- _PROBLEM_
Drop the pictures, then extract the listing word for word.
--- begin DATA SECTION ---
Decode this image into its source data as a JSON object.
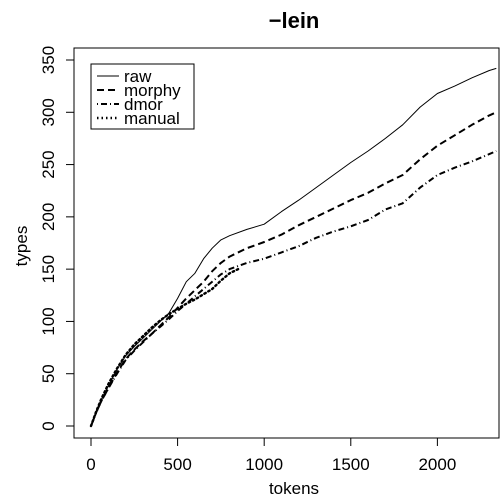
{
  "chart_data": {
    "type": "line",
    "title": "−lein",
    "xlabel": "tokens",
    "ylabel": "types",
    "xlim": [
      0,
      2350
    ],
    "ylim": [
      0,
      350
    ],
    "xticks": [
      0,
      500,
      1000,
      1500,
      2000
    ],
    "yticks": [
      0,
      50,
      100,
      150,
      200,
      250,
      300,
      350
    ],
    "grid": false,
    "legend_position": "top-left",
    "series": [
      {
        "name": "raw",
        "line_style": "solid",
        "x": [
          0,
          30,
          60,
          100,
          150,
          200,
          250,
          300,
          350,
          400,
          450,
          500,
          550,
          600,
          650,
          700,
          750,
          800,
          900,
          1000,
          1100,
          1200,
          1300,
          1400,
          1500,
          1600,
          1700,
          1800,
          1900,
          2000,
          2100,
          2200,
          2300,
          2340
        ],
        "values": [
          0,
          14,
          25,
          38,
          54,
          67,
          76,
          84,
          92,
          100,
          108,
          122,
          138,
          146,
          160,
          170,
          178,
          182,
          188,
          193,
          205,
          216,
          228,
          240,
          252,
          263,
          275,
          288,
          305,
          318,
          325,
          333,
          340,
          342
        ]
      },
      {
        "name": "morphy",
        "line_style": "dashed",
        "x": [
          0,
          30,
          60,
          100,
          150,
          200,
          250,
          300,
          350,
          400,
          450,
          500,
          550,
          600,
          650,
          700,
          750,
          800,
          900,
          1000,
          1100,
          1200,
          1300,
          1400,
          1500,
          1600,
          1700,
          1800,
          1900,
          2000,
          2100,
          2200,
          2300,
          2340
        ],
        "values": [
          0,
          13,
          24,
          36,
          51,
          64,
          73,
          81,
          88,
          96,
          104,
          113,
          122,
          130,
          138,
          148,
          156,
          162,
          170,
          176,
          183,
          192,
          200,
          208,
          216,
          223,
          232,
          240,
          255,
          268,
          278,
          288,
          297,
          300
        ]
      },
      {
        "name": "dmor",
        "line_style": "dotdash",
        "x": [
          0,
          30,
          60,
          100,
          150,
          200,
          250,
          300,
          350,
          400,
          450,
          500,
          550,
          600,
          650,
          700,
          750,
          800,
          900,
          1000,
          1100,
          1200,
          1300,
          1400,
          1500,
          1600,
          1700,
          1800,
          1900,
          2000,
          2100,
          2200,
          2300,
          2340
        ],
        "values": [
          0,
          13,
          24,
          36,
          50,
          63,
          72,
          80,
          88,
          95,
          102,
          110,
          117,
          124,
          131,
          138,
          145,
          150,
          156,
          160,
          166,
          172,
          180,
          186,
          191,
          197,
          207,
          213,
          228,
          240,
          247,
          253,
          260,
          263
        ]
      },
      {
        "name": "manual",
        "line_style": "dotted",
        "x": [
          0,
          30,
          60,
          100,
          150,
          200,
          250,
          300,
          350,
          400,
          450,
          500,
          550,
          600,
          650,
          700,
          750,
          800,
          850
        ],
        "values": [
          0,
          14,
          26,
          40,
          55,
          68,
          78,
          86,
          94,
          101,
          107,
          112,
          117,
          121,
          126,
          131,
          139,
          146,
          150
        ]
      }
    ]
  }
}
--- end DATA SECTION ---
- _SOLVED EXERCISE_
Decode this image into its source data as a JSON object.
{
  "chart_data": {
    "type": "line",
    "title": "−lein",
    "xlabel": "tokens",
    "ylabel": "types",
    "xlim": [
      0,
      2350
    ],
    "ylim": [
      0,
      350
    ],
    "xticks": [
      0,
      500,
      1000,
      1500,
      2000
    ],
    "yticks": [
      0,
      50,
      100,
      150,
      200,
      250,
      300,
      350
    ],
    "grid": false,
    "legend_position": "top-left",
    "series": [
      {
        "name": "raw",
        "line_style": "solid",
        "x": [
          0,
          30,
          60,
          100,
          150,
          200,
          250,
          300,
          350,
          400,
          450,
          500,
          550,
          600,
          650,
          700,
          750,
          800,
          900,
          1000,
          1100,
          1200,
          1300,
          1400,
          1500,
          1600,
          1700,
          1800,
          1900,
          2000,
          2100,
          2200,
          2300,
          2340
        ],
        "values": [
          0,
          14,
          25,
          38,
          54,
          67,
          76,
          84,
          92,
          100,
          108,
          122,
          138,
          146,
          160,
          170,
          178,
          182,
          188,
          193,
          205,
          216,
          228,
          240,
          252,
          263,
          275,
          288,
          305,
          318,
          325,
          333,
          340,
          342
        ]
      },
      {
        "name": "morphy",
        "line_style": "dashed",
        "x": [
          0,
          30,
          60,
          100,
          150,
          200,
          250,
          300,
          350,
          400,
          450,
          500,
          550,
          600,
          650,
          700,
          750,
          800,
          900,
          1000,
          1100,
          1200,
          1300,
          1400,
          1500,
          1600,
          1700,
          1800,
          1900,
          2000,
          2100,
          2200,
          2300,
          2340
        ],
        "values": [
          0,
          13,
          24,
          36,
          51,
          64,
          73,
          81,
          88,
          96,
          104,
          113,
          122,
          130,
          138,
          148,
          156,
          162,
          170,
          176,
          183,
          192,
          200,
          208,
          216,
          223,
          232,
          240,
          255,
          268,
          278,
          288,
          297,
          300
        ]
      },
      {
        "name": "dmor",
        "line_style": "dotdash",
        "x": [
          0,
          30,
          60,
          100,
          150,
          200,
          250,
          300,
          350,
          400,
          450,
          500,
          550,
          600,
          650,
          700,
          750,
          800,
          900,
          1000,
          1100,
          1200,
          1300,
          1400,
          1500,
          1600,
          1700,
          1800,
          1900,
          2000,
          2100,
          2200,
          2300,
          2340
        ],
        "values": [
          0,
          13,
          24,
          36,
          50,
          63,
          72,
          80,
          88,
          95,
          102,
          110,
          117,
          124,
          131,
          138,
          145,
          150,
          156,
          160,
          166,
          172,
          180,
          186,
          191,
          197,
          207,
          213,
          228,
          240,
          247,
          253,
          260,
          263
        ]
      },
      {
        "name": "manual",
        "line_style": "dotted",
        "x": [
          0,
          30,
          60,
          100,
          150,
          200,
          250,
          300,
          350,
          400,
          450,
          500,
          550,
          600,
          650,
          700,
          750,
          800,
          850
        ],
        "values": [
          0,
          14,
          26,
          40,
          55,
          68,
          78,
          86,
          94,
          101,
          107,
          112,
          117,
          121,
          126,
          131,
          139,
          146,
          150
        ]
      }
    ]
  }
}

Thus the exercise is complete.